# PROBLEM STATEMENT
Pull out every line with the word "this" from the entries below.

··· ENTRIES ···

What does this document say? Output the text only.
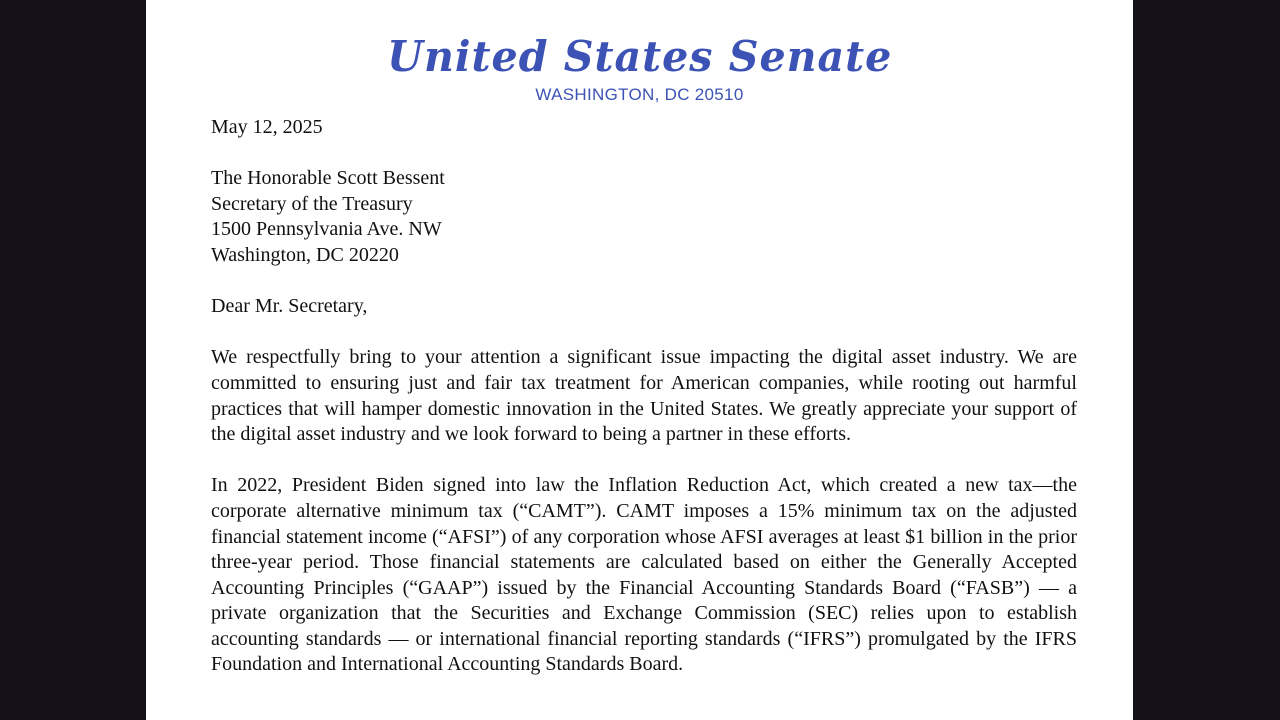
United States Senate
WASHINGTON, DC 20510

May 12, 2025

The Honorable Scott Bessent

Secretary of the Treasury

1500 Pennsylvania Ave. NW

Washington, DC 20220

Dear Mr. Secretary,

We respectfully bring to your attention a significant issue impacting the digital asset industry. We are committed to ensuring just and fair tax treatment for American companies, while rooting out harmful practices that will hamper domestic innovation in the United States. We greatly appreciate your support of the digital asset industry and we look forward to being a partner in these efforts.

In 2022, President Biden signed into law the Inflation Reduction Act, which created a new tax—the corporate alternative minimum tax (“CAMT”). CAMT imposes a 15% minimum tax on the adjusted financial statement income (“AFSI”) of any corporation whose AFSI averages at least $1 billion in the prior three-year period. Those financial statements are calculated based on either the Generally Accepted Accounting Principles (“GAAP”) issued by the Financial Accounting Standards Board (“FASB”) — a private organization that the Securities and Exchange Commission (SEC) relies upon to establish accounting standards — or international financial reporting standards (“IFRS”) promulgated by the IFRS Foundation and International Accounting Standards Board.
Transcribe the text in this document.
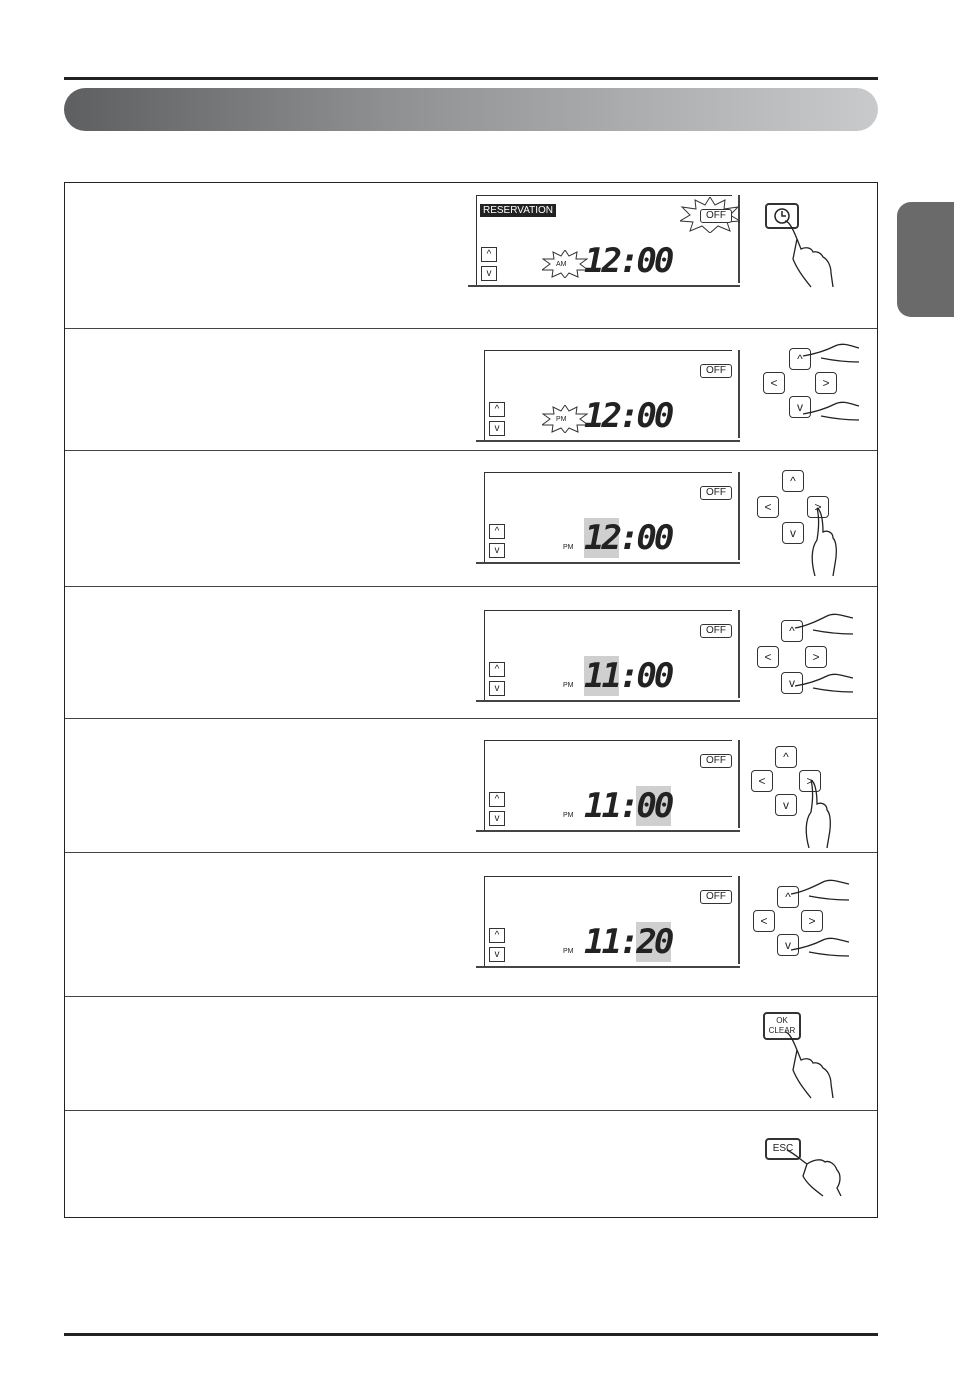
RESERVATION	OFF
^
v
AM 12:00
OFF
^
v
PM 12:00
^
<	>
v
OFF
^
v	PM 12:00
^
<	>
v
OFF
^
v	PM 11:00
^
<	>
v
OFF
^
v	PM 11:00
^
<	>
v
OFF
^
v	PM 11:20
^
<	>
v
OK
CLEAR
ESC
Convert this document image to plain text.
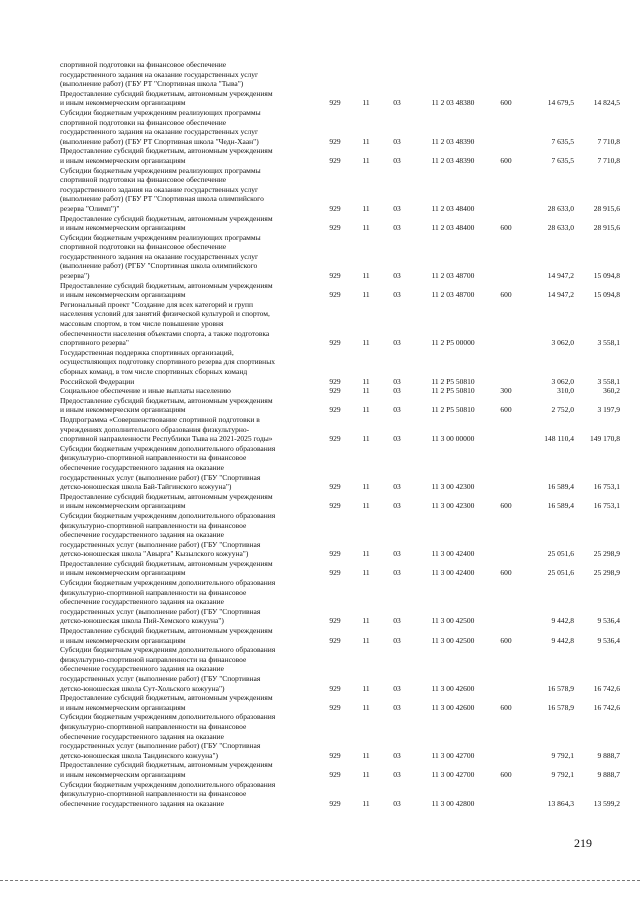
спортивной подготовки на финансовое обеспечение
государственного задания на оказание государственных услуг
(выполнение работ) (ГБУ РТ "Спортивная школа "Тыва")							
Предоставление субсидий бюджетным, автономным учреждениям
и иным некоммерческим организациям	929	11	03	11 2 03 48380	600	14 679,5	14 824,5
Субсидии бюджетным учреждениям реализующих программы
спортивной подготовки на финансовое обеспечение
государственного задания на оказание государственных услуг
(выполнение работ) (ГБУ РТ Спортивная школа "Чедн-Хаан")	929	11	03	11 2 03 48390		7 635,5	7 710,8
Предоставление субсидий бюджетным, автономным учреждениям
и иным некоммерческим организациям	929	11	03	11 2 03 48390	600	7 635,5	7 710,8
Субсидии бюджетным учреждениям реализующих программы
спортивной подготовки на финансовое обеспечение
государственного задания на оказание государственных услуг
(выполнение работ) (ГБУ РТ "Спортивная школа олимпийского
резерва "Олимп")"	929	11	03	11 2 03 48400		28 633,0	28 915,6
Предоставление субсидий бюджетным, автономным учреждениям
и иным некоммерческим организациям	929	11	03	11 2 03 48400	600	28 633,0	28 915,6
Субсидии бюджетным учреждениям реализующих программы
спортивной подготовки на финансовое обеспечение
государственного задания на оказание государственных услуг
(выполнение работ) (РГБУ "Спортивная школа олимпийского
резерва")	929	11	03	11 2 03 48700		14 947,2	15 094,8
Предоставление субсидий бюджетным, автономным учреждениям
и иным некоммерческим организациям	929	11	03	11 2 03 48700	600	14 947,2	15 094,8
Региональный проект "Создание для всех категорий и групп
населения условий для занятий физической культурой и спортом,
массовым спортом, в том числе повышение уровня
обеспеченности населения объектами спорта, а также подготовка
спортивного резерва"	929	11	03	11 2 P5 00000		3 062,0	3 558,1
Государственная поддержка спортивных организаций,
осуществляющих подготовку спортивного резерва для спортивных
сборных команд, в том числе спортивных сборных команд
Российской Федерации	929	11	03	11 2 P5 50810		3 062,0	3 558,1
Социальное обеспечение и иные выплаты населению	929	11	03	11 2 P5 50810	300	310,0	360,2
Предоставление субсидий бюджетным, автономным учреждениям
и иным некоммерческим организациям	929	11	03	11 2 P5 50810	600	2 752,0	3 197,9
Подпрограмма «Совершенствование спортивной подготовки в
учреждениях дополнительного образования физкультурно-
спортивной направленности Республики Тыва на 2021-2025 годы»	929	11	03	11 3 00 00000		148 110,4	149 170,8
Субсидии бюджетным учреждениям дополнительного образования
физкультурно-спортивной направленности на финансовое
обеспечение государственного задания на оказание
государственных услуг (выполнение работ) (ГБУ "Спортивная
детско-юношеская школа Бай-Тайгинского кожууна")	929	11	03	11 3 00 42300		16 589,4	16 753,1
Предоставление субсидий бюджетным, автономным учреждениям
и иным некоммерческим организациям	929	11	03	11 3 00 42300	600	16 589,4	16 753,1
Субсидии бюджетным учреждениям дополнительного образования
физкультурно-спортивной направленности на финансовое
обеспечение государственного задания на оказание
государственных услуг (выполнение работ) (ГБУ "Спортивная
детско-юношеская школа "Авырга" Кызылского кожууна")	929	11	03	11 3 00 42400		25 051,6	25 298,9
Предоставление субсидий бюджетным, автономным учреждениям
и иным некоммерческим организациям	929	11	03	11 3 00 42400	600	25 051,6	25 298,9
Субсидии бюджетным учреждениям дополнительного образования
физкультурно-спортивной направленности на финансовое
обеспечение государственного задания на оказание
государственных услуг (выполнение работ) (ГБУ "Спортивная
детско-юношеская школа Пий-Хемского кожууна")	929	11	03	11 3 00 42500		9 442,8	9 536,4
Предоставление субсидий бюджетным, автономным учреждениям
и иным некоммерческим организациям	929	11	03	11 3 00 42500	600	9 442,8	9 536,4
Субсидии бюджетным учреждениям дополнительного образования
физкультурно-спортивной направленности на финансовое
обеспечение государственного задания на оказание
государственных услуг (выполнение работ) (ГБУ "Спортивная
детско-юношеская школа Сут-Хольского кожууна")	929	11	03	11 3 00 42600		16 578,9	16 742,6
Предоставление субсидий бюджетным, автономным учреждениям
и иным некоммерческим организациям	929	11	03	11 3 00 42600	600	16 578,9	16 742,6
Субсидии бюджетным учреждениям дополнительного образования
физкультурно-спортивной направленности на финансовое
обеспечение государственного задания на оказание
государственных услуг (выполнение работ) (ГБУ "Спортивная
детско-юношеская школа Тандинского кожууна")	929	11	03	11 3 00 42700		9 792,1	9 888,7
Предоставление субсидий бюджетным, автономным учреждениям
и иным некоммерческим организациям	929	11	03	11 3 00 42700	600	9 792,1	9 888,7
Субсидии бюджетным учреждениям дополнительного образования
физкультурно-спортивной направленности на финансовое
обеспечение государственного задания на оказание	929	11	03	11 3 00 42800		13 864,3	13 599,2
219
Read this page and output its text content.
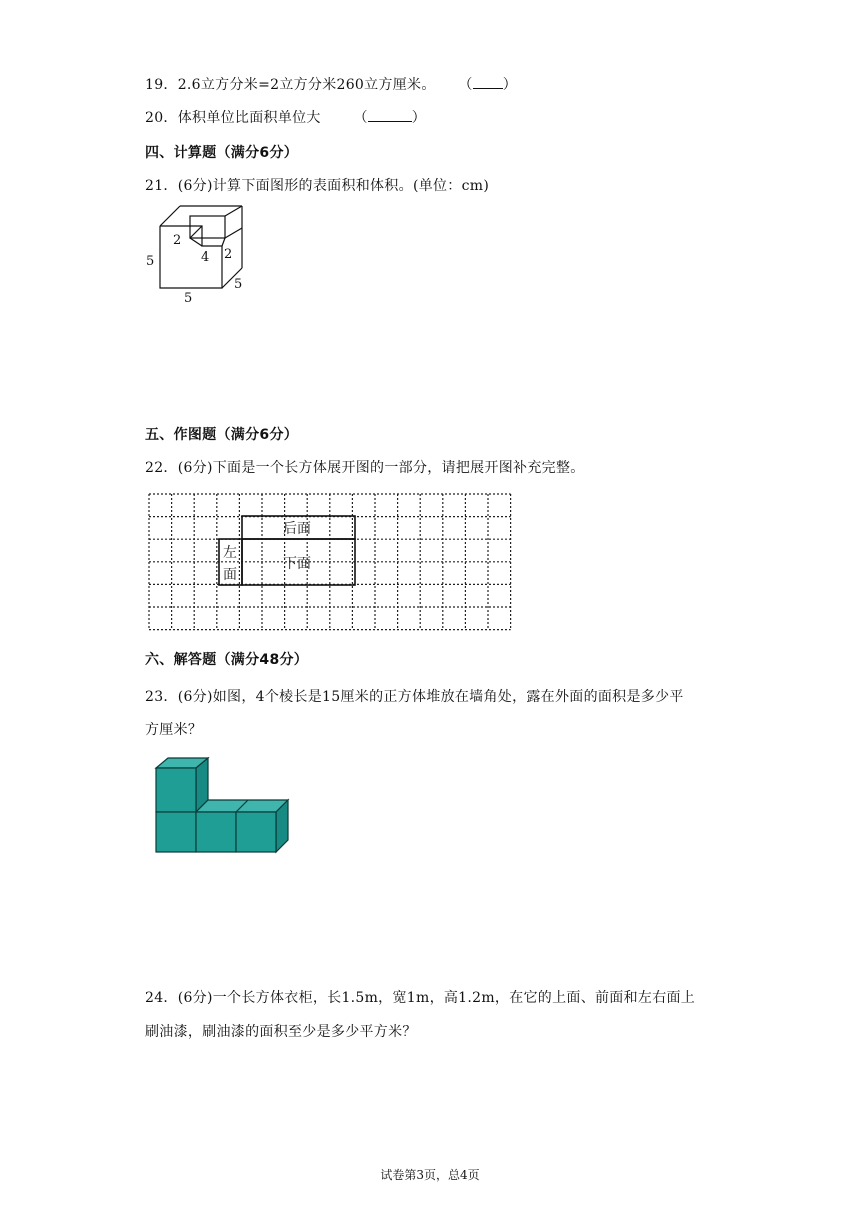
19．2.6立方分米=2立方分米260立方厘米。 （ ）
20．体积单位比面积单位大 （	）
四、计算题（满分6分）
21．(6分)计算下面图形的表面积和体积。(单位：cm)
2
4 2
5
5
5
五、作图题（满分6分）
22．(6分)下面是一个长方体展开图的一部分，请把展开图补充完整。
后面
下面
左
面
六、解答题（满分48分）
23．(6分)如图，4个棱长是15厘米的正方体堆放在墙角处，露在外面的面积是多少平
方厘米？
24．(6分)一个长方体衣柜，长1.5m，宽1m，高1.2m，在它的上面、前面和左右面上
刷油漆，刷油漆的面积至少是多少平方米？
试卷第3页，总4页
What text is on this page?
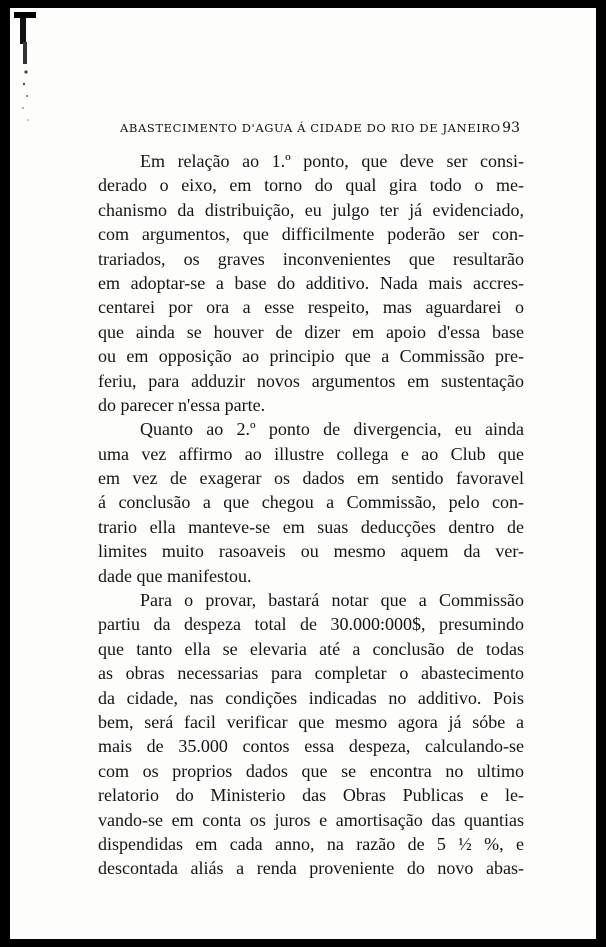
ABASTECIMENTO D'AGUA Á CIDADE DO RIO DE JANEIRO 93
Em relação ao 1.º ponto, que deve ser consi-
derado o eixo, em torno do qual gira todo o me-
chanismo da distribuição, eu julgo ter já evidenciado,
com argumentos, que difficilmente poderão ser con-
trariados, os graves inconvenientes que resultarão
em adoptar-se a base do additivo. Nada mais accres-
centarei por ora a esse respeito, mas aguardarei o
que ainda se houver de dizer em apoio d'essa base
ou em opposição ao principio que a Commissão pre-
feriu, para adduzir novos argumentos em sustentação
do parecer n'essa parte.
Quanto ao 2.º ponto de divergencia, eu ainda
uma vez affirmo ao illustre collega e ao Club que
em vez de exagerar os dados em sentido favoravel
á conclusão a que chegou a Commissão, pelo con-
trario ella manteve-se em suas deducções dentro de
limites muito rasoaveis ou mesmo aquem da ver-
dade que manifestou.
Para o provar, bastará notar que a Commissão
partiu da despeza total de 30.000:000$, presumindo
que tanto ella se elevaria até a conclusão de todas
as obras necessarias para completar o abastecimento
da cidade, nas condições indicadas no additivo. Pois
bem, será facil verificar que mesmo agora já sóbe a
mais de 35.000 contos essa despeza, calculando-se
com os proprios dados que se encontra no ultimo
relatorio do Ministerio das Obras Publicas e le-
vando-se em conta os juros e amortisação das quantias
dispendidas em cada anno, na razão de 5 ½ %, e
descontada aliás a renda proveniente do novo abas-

···

# SOLUTION
What does this document say? Output the text only.
Transcribe the text in this document.
Convert this document image to plain text.
Read this page and output its text content.
What text is on this page?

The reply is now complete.